Description of the task:
Write out, precisely and in full, each line of the material.

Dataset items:

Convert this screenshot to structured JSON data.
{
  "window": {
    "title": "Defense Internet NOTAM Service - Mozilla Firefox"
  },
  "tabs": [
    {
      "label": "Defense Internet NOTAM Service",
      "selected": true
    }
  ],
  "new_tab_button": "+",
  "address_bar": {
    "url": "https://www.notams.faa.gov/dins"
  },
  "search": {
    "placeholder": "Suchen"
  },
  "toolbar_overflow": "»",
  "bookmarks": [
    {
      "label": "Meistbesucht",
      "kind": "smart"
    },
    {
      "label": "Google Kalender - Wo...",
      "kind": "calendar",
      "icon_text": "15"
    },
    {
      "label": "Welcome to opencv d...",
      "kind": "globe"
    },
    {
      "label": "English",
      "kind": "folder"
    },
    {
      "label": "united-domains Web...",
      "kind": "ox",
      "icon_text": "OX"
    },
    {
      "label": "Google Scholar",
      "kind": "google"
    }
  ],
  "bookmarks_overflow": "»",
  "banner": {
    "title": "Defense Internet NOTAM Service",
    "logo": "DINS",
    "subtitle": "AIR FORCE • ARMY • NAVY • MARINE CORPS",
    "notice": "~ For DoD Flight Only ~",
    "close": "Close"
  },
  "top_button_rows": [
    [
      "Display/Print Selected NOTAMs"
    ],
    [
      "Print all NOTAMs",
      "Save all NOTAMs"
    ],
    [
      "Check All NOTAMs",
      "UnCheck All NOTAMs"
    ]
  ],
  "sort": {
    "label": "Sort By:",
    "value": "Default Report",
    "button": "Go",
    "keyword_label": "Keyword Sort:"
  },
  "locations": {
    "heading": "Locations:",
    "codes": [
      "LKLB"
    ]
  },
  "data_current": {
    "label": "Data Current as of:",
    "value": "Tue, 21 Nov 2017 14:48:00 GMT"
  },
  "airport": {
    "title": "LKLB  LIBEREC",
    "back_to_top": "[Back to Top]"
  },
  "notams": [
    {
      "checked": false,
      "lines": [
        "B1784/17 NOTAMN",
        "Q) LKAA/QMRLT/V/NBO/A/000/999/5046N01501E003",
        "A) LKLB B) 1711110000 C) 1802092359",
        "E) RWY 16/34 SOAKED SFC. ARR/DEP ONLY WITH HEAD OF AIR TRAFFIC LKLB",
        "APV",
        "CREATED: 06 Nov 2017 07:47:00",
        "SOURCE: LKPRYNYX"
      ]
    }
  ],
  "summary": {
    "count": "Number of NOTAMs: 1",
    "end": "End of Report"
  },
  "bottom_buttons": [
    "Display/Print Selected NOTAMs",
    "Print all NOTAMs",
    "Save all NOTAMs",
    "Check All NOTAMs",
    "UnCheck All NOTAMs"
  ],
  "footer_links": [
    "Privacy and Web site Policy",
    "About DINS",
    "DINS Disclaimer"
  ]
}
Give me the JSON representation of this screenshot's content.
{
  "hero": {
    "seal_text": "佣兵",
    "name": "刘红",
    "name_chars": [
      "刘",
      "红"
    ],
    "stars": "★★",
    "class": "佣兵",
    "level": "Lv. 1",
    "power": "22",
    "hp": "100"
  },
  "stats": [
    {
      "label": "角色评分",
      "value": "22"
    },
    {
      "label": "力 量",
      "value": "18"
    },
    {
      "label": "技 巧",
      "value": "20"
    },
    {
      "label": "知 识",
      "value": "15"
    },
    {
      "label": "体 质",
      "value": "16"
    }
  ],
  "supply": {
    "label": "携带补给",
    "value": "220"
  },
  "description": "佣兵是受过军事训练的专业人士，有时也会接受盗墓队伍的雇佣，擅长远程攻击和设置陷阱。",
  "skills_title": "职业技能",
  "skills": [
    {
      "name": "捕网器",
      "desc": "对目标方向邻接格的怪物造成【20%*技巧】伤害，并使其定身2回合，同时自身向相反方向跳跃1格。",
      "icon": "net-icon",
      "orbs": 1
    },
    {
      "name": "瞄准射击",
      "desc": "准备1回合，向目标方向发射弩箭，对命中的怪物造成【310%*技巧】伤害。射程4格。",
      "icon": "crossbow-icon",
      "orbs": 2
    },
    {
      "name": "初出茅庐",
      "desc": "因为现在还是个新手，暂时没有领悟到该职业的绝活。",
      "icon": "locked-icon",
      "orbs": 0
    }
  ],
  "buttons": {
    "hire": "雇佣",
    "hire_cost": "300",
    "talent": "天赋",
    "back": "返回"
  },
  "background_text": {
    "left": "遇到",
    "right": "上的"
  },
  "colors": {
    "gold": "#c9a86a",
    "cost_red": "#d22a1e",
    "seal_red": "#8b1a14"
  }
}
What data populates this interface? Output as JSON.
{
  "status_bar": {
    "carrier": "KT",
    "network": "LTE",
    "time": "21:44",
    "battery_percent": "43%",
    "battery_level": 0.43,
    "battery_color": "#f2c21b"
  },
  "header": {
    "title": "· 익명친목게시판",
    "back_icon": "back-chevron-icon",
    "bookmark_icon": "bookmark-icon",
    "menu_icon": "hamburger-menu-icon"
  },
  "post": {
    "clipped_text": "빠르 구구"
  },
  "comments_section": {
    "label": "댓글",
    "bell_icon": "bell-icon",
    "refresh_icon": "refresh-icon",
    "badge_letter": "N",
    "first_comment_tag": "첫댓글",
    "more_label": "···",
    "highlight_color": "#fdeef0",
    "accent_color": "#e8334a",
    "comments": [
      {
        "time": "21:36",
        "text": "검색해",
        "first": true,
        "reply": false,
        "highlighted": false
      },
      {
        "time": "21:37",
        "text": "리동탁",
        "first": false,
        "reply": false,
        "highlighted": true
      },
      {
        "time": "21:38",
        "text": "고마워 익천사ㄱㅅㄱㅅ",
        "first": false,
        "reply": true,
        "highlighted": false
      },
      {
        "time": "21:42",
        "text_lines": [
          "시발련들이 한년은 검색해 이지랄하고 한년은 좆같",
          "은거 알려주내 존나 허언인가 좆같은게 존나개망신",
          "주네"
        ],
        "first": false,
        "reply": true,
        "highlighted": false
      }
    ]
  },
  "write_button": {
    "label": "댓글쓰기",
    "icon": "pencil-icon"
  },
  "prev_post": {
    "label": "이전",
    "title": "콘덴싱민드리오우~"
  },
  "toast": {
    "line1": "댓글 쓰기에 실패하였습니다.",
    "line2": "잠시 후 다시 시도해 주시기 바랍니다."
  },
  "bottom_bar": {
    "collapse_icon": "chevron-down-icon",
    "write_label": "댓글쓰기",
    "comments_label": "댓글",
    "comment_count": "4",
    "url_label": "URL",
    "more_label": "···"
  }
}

Exercise solution:
Convert this screenshot to structured JSON data.
{
  "window": {
    "title": "Defense Internet NOTAM Service - Mozilla Firefox"
  },
  "tabs": [
    {
      "label": "Defense Internet NOTAM Service",
      "selected": true
    }
  ],
  "new_tab_button": "+",
  "address_bar": {
    "url": "https://www.notams.faa.gov/dins"
  },
  "search": {
    "placeholder": "Suchen"
  },
  "toolbar_overflow": "»",
  "bookmarks": [
    {
      "label": "Meistbesucht",
      "kind": "smart"
    },
    {
      "label": "Google Kalender - Wo...",
      "kind": "calendar",
      "icon_text": "15"
    },
    {
      "label": "Welcome to opencv d...",
      "kind": "globe"
    },
    {
      "label": "English",
      "kind": "folder"
    },
    {
      "label": "united-domains Web...",
      "kind": "ox",
      "icon_text": "OX"
    },
    {
      "label": "Google Scholar",
      "kind": "google"
    }
  ],
  "bookmarks_overflow": "»",
  "banner": {
    "title": "Defense Internet NOTAM Service",
    "logo": "DINS",
    "subtitle": "AIR FORCE • ARMY • NAVY • MARINE CORPS",
    "notice": "~ For DoD Flight Only ~",
    "close": "Close"
  },
  "top_button_rows": [
    [
      "Display/Print Selected NOTAMs"
    ],
    [
      "Print all NOTAMs",
      "Save all NOTAMs"
    ],
    [
      "Check All NOTAMs",
      "UnCheck All NOTAMs"
    ]
  ],
  "sort": {
    "label": "Sort By:",
    "value": "Default Report",
    "button": "Go",
    "keyword_label": "Keyword Sort:"
  },
  "locations": {
    "heading": "Locations:",
    "codes": [
      "LKLB"
    ]
  },
  "data_current": {
    "label": "Data Current as of:",
    "value": "Tue, 21 Nov 2017 14:48:00 GMT"
  },
  "airport": {
    "title": "LKLB  LIBEREC",
    "back_to_top": "[Back to Top]"
  },
  "notams": [
    {
      "checked": false,
      "lines": [
        "B1784/17 NOTAMN",
        "Q) LKAA/QMRLT/V/NBO/A/000/999/5046N01501E003",
        "A) LKLB B) 1711110000 C) 1802092359",
        "E) RWY 16/34 SOAKED SFC. ARR/DEP ONLY WITH HEAD OF AIR TRAFFIC LKLB",
        "APV",
        "CREATED: 06 Nov 2017 07:47:00",
        "SOURCE: LKPRYNYX"
      ]
    }
  ],
  "summary": {
    "count": "Number of NOTAMs: 1",
    "end": "End of Report"
  },
  "bottom_buttons": [
    "Display/Print Selected NOTAMs",
    "Print all NOTAMs",
    "Save all NOTAMs",
    "Check All NOTAMs",
    "UnCheck All NOTAMs"
  ],
  "footer_links": [
    "Privacy and Web site Policy",
    "About DINS",
    "DINS Disclaimer"
  ]
}
Give me the JSON representation of this screenshot's content.
{
  "hero": {
    "seal_text": "佣兵",
    "name": "刘红",
    "name_chars": [
      "刘",
      "红"
    ],
    "stars": "★★",
    "class": "佣兵",
    "level": "Lv. 1",
    "power": "22",
    "hp": "100"
  },
  "stats": [
    {
      "label": "角色评分",
      "value": "22"
    },
    {
      "label": "力 量",
      "value": "18"
    },
    {
      "label": "技 巧",
      "value": "20"
    },
    {
      "label": "知 识",
      "value": "15"
    },
    {
      "label": "体 质",
      "value": "16"
    }
  ],
  "supply": {
    "label": "携带补给",
    "value": "220"
  },
  "description": "佣兵是受过军事训练的专业人士，有时也会接受盗墓队伍的雇佣，擅长远程攻击和设置陷阱。",
  "skills_title": "职业技能",
  "skills": [
    {
      "name": "捕网器",
      "desc": "对目标方向邻接格的怪物造成【20%*技巧】伤害，并使其定身2回合，同时自身向相反方向跳跃1格。",
      "icon": "net-icon",
      "orbs": 1
    },
    {
      "name": "瞄准射击",
      "desc": "准备1回合，向目标方向发射弩箭，对命中的怪物造成【310%*技巧】伤害。射程4格。",
      "icon": "crossbow-icon",
      "orbs": 2
    },
    {
      "name": "初出茅庐",
      "desc": "因为现在还是个新手，暂时没有领悟到该职业的绝活。",
      "icon": "locked-icon",
      "orbs": 0
    }
  ],
  "buttons": {
    "hire": "雇佣",
    "hire_cost": "300",
    "talent": "天赋",
    "back": "返回"
  },
  "background_text": {
    "left": "遇到",
    "right": "上的"
  },
  "colors": {
    "gold": "#c9a86a",
    "cost_red": "#d22a1e",
    "seal_red": "#8b1a14"
  }
}
What data populates this interface? Output as JSON.
{
  "status_bar": {
    "carrier": "KT",
    "network": "LTE",
    "time": "21:44",
    "battery_percent": "43%",
    "battery_level": 0.43,
    "battery_color": "#f2c21b"
  },
  "header": {
    "title": "· 익명친목게시판",
    "back_icon": "back-chevron-icon",
    "bookmark_icon": "bookmark-icon",
    "menu_icon": "hamburger-menu-icon"
  },
  "post": {
    "clipped_text": "빠르 구구"
  },
  "comments_section": {
    "label": "댓글",
    "bell_icon": "bell-icon",
    "refresh_icon": "refresh-icon",
    "badge_letter": "N",
    "first_comment_tag": "첫댓글",
    "more_label": "···",
    "highlight_color": "#fdeef0",
    "accent_color": "#e8334a",
    "comments": [
      {
        "time": "21:36",
        "text": "검색해",
        "first": true,
        "reply": false,
        "highlighted": false
      },
      {
        "time": "21:37",
        "text": "리동탁",
        "first": false,
        "reply": false,
        "highlighted": true
      },
      {
        "time": "21:38",
        "text": "고마워 익천사ㄱㅅㄱㅅ",
        "first": false,
        "reply": true,
        "highlighted": false
      },
      {
        "time": "21:42",
        "text_lines": [
          "시발련들이 한년은 검색해 이지랄하고 한년은 좆같",
          "은거 알려주내 존나 허언인가 좆같은게 존나개망신",
          "주네"
        ],
        "first": false,
        "reply": true,
        "highlighted": false
      }
    ]
  },
  "write_button": {
    "label": "댓글쓰기",
    "icon": "pencil-icon"
  },
  "prev_post": {
    "label": "이전",
    "title": "콘덴싱민드리오우~"
  },
  "toast": {
    "line1": "댓글 쓰기에 실패하였습니다.",
    "line2": "잠시 후 다시 시도해 주시기 바랍니다."
  },
  "bottom_bar": {
    "collapse_icon": "chevron-down-icon",
    "write_label": "댓글쓰기",
    "comments_label": "댓글",
    "comment_count": "4",
    "url_label": "URL",
    "more_label": "···"
  }
}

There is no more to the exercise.